* **What the exercise asks**
Present the data once more in exactly its original form.

— begin —

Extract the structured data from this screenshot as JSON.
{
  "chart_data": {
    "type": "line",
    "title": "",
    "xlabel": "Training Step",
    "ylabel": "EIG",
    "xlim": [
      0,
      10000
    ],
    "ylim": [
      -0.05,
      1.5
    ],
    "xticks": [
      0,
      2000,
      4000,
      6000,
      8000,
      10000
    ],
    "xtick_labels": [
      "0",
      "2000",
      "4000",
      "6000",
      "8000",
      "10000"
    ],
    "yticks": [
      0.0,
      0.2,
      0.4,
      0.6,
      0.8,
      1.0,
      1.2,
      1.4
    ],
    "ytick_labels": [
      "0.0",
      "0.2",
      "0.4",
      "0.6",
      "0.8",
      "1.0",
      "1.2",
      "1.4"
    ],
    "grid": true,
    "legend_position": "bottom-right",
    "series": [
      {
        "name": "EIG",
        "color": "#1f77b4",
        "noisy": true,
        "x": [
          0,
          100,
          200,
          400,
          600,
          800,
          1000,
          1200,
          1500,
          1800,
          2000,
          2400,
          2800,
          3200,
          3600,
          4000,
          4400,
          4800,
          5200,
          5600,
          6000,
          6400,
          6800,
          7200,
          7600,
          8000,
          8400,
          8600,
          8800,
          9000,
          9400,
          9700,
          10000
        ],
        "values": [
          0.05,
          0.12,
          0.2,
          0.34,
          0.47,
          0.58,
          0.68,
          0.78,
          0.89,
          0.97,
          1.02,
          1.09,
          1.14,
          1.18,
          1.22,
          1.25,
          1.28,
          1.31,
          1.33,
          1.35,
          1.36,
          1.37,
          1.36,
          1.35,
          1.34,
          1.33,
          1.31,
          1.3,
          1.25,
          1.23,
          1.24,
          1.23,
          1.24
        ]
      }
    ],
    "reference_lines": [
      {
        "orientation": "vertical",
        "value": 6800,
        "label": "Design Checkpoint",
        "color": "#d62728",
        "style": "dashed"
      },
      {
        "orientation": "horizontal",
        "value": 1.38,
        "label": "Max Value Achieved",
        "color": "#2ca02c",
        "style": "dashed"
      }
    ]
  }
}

— end —

* **Response to the task**
Extract the structured data from this screenshot as JSON.
{
  "chart_data": {
    "type": "line",
    "title": "",
    "xlabel": "Training Step",
    "ylabel": "EIG",
    "xlim": [
      0,
      10000
    ],
    "ylim": [
      -0.05,
      1.5
    ],
    "xticks": [
      0,
      2000,
      4000,
      6000,
      8000,
      10000
    ],
    "xtick_labels": [
      "0",
      "2000",
      "4000",
      "6000",
      "8000",
      "10000"
    ],
    "yticks": [
      0.0,
      0.2,
      0.4,
      0.6,
      0.8,
      1.0,
      1.2,
      1.4
    ],
    "ytick_labels": [
      "0.0",
      "0.2",
      "0.4",
      "0.6",
      "0.8",
      "1.0",
      "1.2",
      "1.4"
    ],
    "grid": true,
    "legend_position": "bottom-right",
    "series": [
      {
        "name": "EIG",
        "color": "#1f77b4",
        "noisy": true,
        "x": [
          0,
          100,
          200,
          400,
          600,
          800,
          1000,
          1200,
          1500,
          1800,
          2000,
          2400,
          2800,
          3200,
          3600,
          4000,
          4400,
          4800,
          5200,
          5600,
          6000,
          6400,
          6800,
          7200,
          7600,
          8000,
          8400,
          8600,
          8800,
          9000,
          9400,
          9700,
          10000
        ],
        "values": [
          0.05,
          0.12,
          0.2,
          0.34,
          0.47,
          0.58,
          0.68,
          0.78,
          0.89,
          0.97,
          1.02,
          1.09,
          1.14,
          1.18,
          1.22,
          1.25,
          1.28,
          1.31,
          1.33,
          1.35,
          1.36,
          1.37,
          1.36,
          1.35,
          1.34,
          1.33,
          1.31,
          1.3,
          1.25,
          1.23,
          1.24,
          1.23,
          1.24
        ]
      }
    ],
    "reference_lines": [
      {
        "orientation": "vertical",
        "value": 6800,
        "label": "Design Checkpoint",
        "color": "#d62728",
        "style": "dashed"
      },
      {
        "orientation": "horizontal",
        "value": 1.38,
        "label": "Max Value Achieved",
        "color": "#2ca02c",
        "style": "dashed"
      }
    ]
  }
}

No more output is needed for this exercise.